◆ Exercise goal ◆
List every line below containing "done".

(Saved entries)
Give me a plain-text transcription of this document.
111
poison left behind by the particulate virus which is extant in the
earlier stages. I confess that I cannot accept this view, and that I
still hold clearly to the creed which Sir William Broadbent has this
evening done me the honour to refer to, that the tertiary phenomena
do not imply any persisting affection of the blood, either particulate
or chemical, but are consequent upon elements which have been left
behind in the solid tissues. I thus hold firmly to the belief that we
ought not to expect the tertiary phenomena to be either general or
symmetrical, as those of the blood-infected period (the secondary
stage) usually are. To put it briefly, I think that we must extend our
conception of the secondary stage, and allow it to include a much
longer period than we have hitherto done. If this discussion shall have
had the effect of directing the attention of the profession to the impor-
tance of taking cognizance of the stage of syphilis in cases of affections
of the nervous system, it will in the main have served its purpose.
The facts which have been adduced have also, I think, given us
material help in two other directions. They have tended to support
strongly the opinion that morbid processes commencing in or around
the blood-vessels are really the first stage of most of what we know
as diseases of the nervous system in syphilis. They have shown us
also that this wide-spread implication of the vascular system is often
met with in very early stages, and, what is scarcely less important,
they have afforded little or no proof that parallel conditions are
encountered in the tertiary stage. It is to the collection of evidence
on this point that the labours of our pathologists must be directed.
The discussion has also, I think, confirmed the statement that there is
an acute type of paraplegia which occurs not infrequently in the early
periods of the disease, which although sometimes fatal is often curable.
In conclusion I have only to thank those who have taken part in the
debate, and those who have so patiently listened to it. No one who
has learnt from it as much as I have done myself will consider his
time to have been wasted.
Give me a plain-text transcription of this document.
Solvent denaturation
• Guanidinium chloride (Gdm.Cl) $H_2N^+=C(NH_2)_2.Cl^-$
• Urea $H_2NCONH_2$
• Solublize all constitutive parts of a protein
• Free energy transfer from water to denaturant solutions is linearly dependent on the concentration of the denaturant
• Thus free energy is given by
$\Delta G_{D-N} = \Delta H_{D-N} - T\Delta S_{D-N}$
...
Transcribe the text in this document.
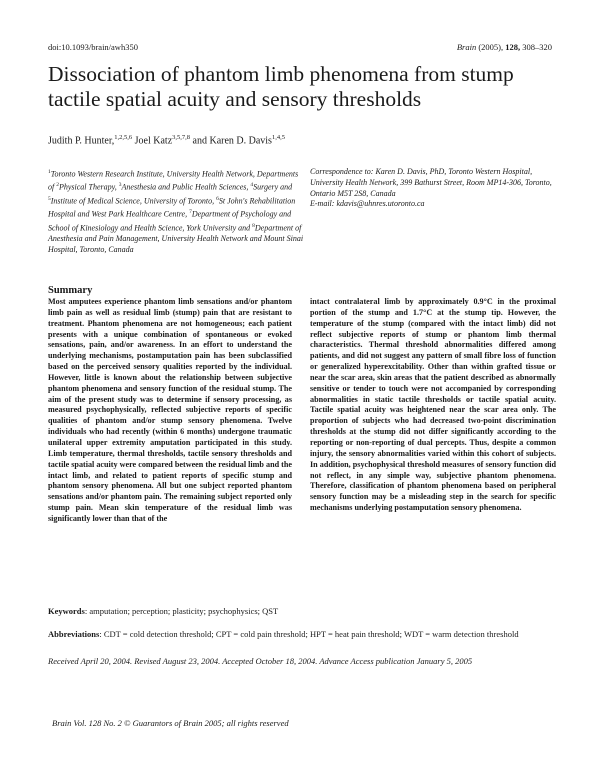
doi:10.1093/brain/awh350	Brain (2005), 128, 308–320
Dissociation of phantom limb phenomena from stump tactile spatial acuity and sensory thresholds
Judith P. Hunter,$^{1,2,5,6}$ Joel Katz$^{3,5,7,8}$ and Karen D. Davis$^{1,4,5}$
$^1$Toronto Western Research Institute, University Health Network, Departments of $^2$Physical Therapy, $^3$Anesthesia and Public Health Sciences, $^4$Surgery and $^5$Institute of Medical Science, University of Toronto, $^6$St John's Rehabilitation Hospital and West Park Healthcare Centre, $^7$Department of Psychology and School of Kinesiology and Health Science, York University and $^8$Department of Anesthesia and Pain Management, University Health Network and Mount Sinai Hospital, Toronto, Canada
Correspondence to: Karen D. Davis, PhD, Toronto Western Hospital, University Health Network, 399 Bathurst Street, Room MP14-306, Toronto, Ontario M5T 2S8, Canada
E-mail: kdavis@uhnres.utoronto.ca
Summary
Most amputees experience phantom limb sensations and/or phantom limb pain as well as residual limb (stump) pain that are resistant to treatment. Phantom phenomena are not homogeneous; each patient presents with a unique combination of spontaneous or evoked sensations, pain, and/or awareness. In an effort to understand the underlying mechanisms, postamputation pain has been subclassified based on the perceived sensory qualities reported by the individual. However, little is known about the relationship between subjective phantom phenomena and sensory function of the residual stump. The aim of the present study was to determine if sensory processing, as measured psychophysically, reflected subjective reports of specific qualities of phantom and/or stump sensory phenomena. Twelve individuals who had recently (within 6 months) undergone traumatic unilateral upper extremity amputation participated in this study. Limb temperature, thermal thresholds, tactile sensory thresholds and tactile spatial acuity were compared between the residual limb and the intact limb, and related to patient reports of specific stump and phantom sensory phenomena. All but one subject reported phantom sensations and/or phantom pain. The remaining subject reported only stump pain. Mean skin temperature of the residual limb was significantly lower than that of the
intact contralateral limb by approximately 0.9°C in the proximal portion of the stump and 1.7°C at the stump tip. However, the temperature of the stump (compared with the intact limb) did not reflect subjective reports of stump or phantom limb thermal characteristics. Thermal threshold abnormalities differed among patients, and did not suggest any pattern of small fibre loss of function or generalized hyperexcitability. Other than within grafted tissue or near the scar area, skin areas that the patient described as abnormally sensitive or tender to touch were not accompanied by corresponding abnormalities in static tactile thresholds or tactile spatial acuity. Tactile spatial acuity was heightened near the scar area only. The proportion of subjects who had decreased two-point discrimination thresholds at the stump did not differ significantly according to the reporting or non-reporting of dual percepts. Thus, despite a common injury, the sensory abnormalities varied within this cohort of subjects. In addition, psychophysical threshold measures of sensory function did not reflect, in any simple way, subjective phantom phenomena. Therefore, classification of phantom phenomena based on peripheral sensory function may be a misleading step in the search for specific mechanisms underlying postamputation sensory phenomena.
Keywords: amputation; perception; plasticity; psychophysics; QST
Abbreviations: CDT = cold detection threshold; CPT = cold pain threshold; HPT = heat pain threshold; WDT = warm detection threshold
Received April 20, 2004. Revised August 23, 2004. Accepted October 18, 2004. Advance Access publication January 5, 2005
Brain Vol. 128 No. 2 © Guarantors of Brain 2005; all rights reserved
--
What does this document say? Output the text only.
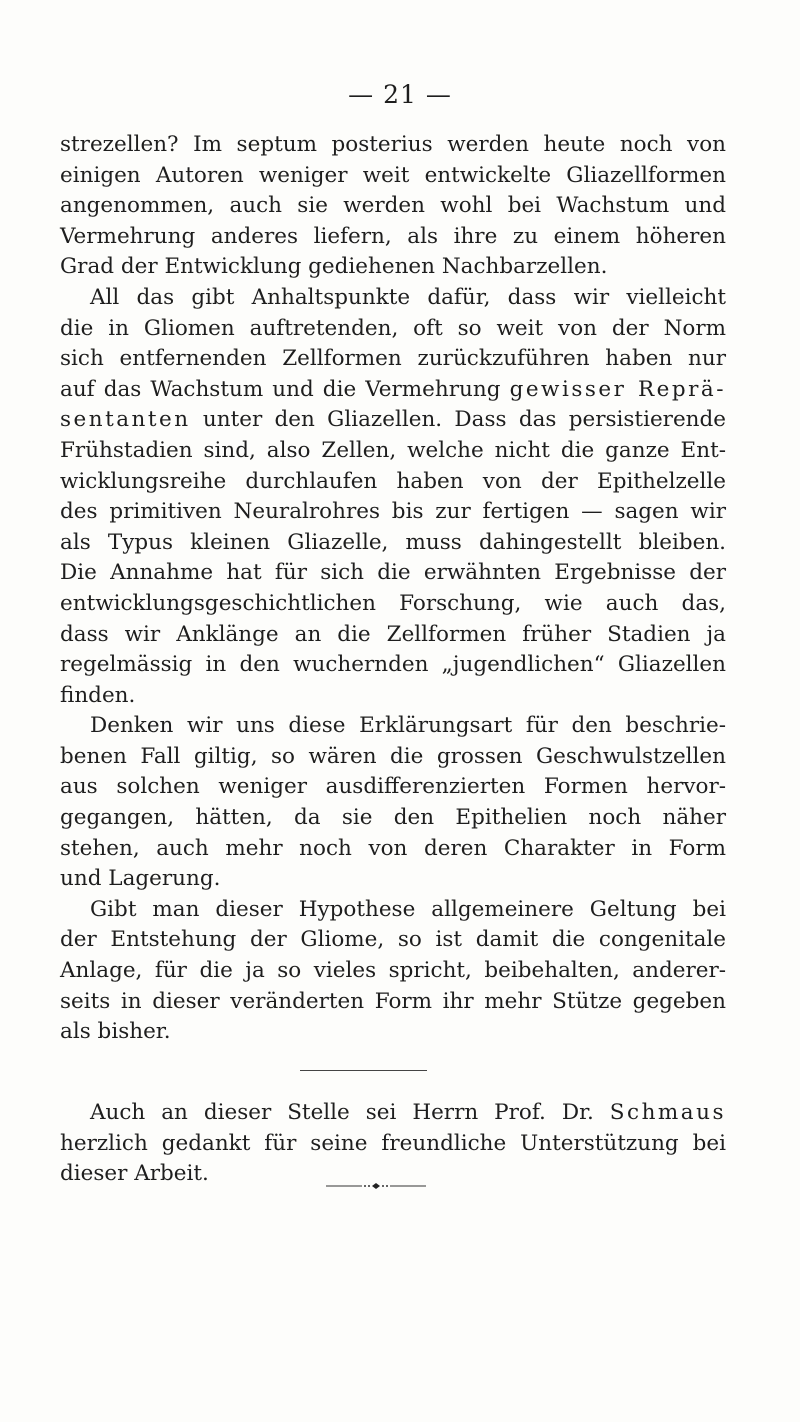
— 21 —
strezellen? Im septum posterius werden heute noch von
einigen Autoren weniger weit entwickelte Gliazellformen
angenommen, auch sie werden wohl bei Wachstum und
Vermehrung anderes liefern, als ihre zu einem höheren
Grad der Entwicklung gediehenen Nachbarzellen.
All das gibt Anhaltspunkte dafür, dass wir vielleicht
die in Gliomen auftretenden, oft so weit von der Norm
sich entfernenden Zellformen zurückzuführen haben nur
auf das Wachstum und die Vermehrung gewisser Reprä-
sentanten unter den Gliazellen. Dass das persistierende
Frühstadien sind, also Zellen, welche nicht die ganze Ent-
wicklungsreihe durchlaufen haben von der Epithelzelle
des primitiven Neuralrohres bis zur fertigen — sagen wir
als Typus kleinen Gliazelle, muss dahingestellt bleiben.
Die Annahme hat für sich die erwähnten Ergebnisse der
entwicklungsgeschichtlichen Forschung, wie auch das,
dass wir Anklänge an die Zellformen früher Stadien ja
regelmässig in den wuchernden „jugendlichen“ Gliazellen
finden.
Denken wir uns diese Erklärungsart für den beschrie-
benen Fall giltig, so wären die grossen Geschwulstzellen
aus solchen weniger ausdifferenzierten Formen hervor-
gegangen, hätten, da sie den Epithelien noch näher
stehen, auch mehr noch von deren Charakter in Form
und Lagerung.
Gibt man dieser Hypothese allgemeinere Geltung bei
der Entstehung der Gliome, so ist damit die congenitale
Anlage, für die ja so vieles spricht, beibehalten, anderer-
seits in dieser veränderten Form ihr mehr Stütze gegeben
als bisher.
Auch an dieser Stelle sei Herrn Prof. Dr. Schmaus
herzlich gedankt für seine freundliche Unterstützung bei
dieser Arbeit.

◆ Solution for this problem ◆
evening done me the honour to refer to, that the tertiary phenomena
longer period than we have hitherto done. If this discussion shall have
has learnt from it as much as I have done myself will consider his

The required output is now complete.